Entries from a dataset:
------------------------------------------------------------
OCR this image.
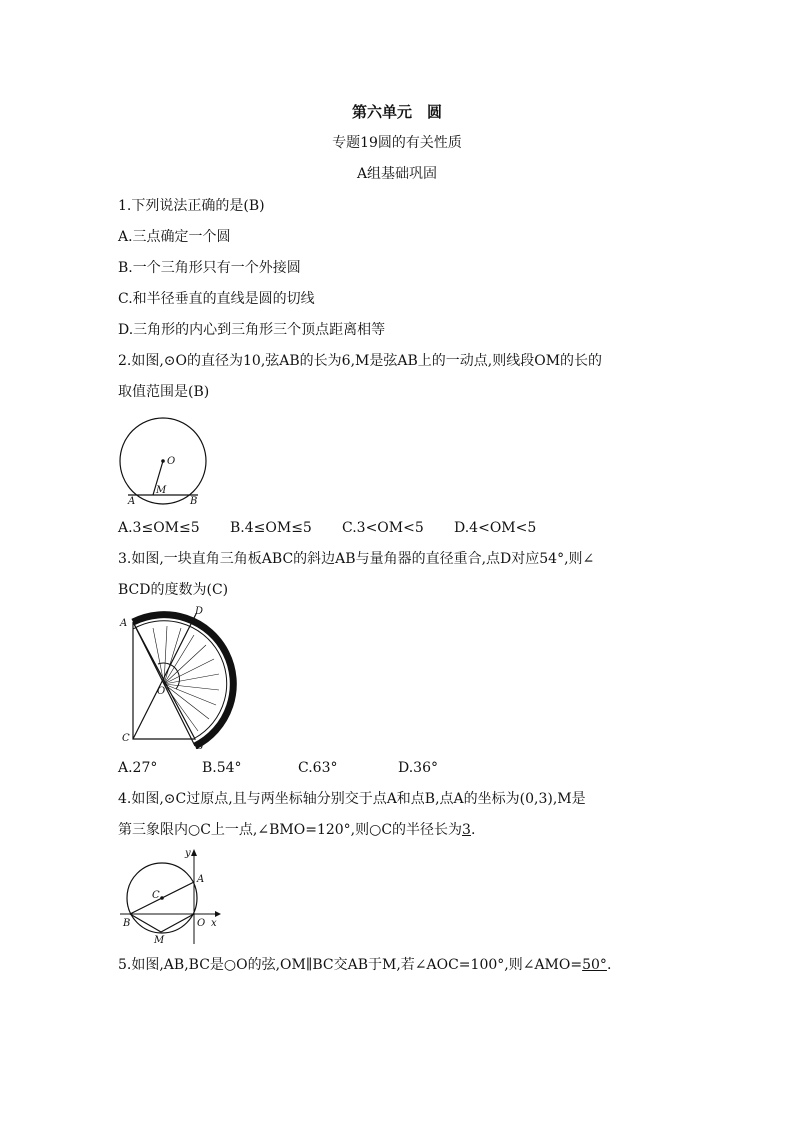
第六单元　圆
专题19圆的有关性质
A组基础巩固
1.下列说法正确的是(B)
A.三点确定一个圆
B.一个三角形只有一个外接圆
C.和半径垂直的直线是圆的切线
D.三角形的内心到三角形三个顶点距离相等
2.如图,⊙O的直径为10,弦AB的长为6,M是弦AB上的一动点,则线段OM的长的
取值范围是(B)
O
A
M
B
A.3≤OM≤5	B.4≤OM≤5	C.3<OM<5	D.4<OM<5
3.如图,一块直角三角板ABC的斜边AB与量角器的直径重合,点D对应54°,则∠
BCD的度数为(C)
A
B
C
D
O
A.27°	B.54°	C.63°	D.36°
4.如图,⊙C过原点,且与两坐标轴分别交于点A和点B,点A的坐标为(0,3),M是
第三象限内○C上一点,∠BMO=120°,则○C的半径长为3.
y
x
A
B
C
O
M
5.如图,AB,BC是○O的弦,OM∥BC交AB于M,若∠AOC=100°,则∠AMO=50°.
------------------------------------------------------------
* _Aim_
Make an exact copy of every entry above, minus the images.

* _Finished task_
OCR this image.
第六单元　圆
专题19圆的有关性质
A组基础巩固
1.下列说法正确的是(B)
A.三点确定一个圆
B.一个三角形只有一个外接圆
C.和半径垂直的直线是圆的切线
D.三角形的内心到三角形三个顶点距离相等
2.如图,⊙O的直径为10,弦AB的长为6,M是弦AB上的一动点,则线段OM的长的
取值范围是(B)
O
A
M
B
A.3≤OM≤5	B.4≤OM≤5	C.3<OM<5	D.4<OM<5
3.如图,一块直角三角板ABC的斜边AB与量角器的直径重合,点D对应54°,则∠
BCD的度数为(C)
A
B
C
D
O
A.27°	B.54°	C.63°	D.36°
4.如图,⊙C过原点,且与两坐标轴分别交于点A和点B,点A的坐标为(0,3),M是
第三象限内○C上一点,∠BMO=120°,则○C的半径长为3.
y
x
A
B
C
O
M
5.如图,AB,BC是○O的弦,OM∥BC交AB于M,若∠AOC=100°,则∠AMO=50°.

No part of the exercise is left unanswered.